→ Exercise instructions: Pictures stay out of your copy, but everything else in the records below must be repeated exactly.

Start Material provided

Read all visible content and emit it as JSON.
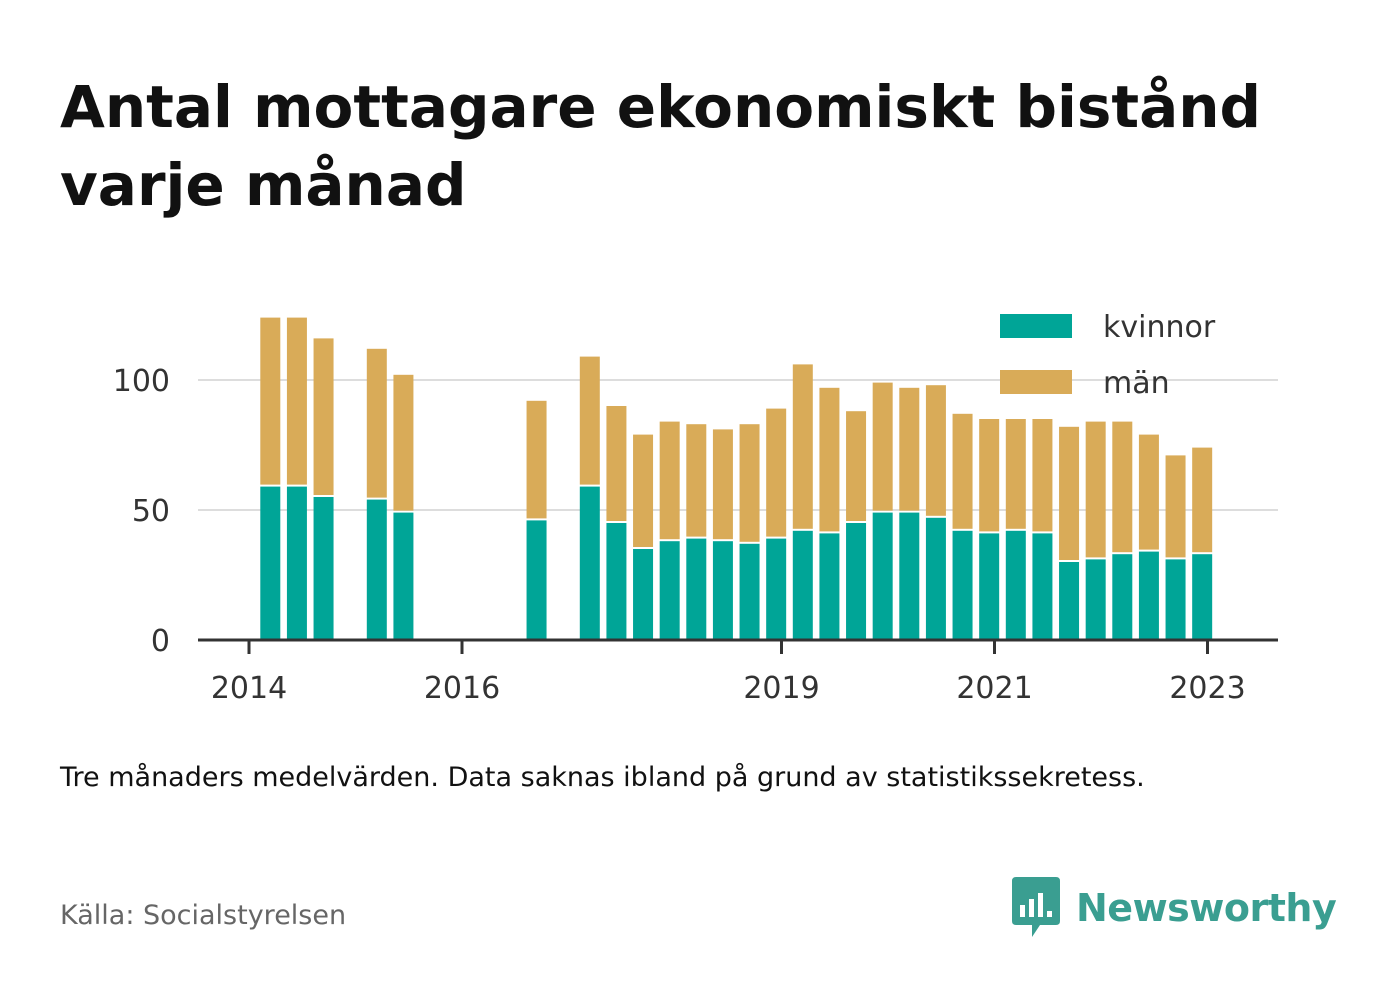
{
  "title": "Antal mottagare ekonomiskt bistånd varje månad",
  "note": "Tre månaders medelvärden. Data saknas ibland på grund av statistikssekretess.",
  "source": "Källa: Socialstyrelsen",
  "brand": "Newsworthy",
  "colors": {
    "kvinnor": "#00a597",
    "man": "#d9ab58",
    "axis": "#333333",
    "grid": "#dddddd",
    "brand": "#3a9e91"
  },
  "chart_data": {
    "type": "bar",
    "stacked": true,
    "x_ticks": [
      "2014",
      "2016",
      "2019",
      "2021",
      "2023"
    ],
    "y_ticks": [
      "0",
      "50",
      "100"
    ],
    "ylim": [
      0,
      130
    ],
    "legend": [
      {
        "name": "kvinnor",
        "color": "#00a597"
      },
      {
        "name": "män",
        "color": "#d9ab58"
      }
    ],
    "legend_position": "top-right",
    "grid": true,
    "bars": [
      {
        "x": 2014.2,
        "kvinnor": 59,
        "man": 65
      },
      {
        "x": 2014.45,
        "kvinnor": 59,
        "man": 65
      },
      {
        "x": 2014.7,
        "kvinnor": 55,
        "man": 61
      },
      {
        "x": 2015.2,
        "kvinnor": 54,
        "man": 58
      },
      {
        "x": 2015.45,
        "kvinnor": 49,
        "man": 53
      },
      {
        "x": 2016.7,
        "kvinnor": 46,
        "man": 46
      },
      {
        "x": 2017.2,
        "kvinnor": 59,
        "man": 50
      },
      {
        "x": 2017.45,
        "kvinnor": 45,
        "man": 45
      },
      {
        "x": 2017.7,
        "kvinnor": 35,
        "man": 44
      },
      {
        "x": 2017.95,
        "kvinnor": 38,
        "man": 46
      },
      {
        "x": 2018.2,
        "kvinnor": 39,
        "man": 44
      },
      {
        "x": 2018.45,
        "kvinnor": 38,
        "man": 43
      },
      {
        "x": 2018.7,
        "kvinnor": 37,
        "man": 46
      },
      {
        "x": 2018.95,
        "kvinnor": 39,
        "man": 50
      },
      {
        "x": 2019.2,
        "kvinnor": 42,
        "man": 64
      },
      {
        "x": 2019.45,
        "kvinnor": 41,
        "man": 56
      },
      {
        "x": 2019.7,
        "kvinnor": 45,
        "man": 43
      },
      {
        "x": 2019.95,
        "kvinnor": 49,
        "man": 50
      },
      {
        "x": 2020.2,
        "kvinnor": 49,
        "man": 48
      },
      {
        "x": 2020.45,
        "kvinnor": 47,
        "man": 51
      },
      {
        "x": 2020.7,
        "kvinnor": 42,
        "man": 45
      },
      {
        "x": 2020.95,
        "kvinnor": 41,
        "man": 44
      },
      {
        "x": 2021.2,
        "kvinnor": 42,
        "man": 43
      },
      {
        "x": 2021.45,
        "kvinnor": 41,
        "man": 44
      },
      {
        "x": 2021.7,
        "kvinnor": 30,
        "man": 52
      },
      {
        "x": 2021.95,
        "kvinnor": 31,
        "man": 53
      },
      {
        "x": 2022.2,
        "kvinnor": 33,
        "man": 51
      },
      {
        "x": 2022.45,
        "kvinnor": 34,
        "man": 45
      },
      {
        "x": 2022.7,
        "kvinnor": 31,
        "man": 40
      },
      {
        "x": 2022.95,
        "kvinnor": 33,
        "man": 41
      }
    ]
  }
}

End Material provided

→ Result of the task:
Read all visible content and emit it as JSON.
{
  "title": "Antal mottagare ekonomiskt bistånd varje månad",
  "note": "Tre månaders medelvärden. Data saknas ibland på grund av statistikssekretess.",
  "source": "Källa: Socialstyrelsen",
  "brand": "Newsworthy",
  "colors": {
    "kvinnor": "#00a597",
    "man": "#d9ab58",
    "axis": "#333333",
    "grid": "#dddddd",
    "brand": "#3a9e91"
  },
  "chart_data": {
    "type": "bar",
    "stacked": true,
    "x_ticks": [
      "2014",
      "2016",
      "2019",
      "2021",
      "2023"
    ],
    "y_ticks": [
      "0",
      "50",
      "100"
    ],
    "ylim": [
      0,
      130
    ],
    "legend": [
      {
        "name": "kvinnor",
        "color": "#00a597"
      },
      {
        "name": "män",
        "color": "#d9ab58"
      }
    ],
    "legend_position": "top-right",
    "grid": true,
    "bars": [
      {
        "x": 2014.2,
        "kvinnor": 59,
        "man": 65
      },
      {
        "x": 2014.45,
        "kvinnor": 59,
        "man": 65
      },
      {
        "x": 2014.7,
        "kvinnor": 55,
        "man": 61
      },
      {
        "x": 2015.2,
        "kvinnor": 54,
        "man": 58
      },
      {
        "x": 2015.45,
        "kvinnor": 49,
        "man": 53
      },
      {
        "x": 2016.7,
        "kvinnor": 46,
        "man": 46
      },
      {
        "x": 2017.2,
        "kvinnor": 59,
        "man": 50
      },
      {
        "x": 2017.45,
        "kvinnor": 45,
        "man": 45
      },
      {
        "x": 2017.7,
        "kvinnor": 35,
        "man": 44
      },
      {
        "x": 2017.95,
        "kvinnor": 38,
        "man": 46
      },
      {
        "x": 2018.2,
        "kvinnor": 39,
        "man": 44
      },
      {
        "x": 2018.45,
        "kvinnor": 38,
        "man": 43
      },
      {
        "x": 2018.7,
        "kvinnor": 37,
        "man": 46
      },
      {
        "x": 2018.95,
        "kvinnor": 39,
        "man": 50
      },
      {
        "x": 2019.2,
        "kvinnor": 42,
        "man": 64
      },
      {
        "x": 2019.45,
        "kvinnor": 41,
        "man": 56
      },
      {
        "x": 2019.7,
        "kvinnor": 45,
        "man": 43
      },
      {
        "x": 2019.95,
        "kvinnor": 49,
        "man": 50
      },
      {
        "x": 2020.2,
        "kvinnor": 49,
        "man": 48
      },
      {
        "x": 2020.45,
        "kvinnor": 47,
        "man": 51
      },
      {
        "x": 2020.7,
        "kvinnor": 42,
        "man": 45
      },
      {
        "x": 2020.95,
        "kvinnor": 41,
        "man": 44
      },
      {
        "x": 2021.2,
        "kvinnor": 42,
        "man": 43
      },
      {
        "x": 2021.45,
        "kvinnor": 41,
        "man": 44
      },
      {
        "x": 2021.7,
        "kvinnor": 30,
        "man": 52
      },
      {
        "x": 2021.95,
        "kvinnor": 31,
        "man": 53
      },
      {
        "x": 2022.2,
        "kvinnor": 33,
        "man": 51
      },
      {
        "x": 2022.45,
        "kvinnor": 34,
        "man": 45
      },
      {
        "x": 2022.7,
        "kvinnor": 31,
        "man": 40
      },
      {
        "x": 2022.95,
        "kvinnor": 33,
        "man": 41
      }
    ]
  }
}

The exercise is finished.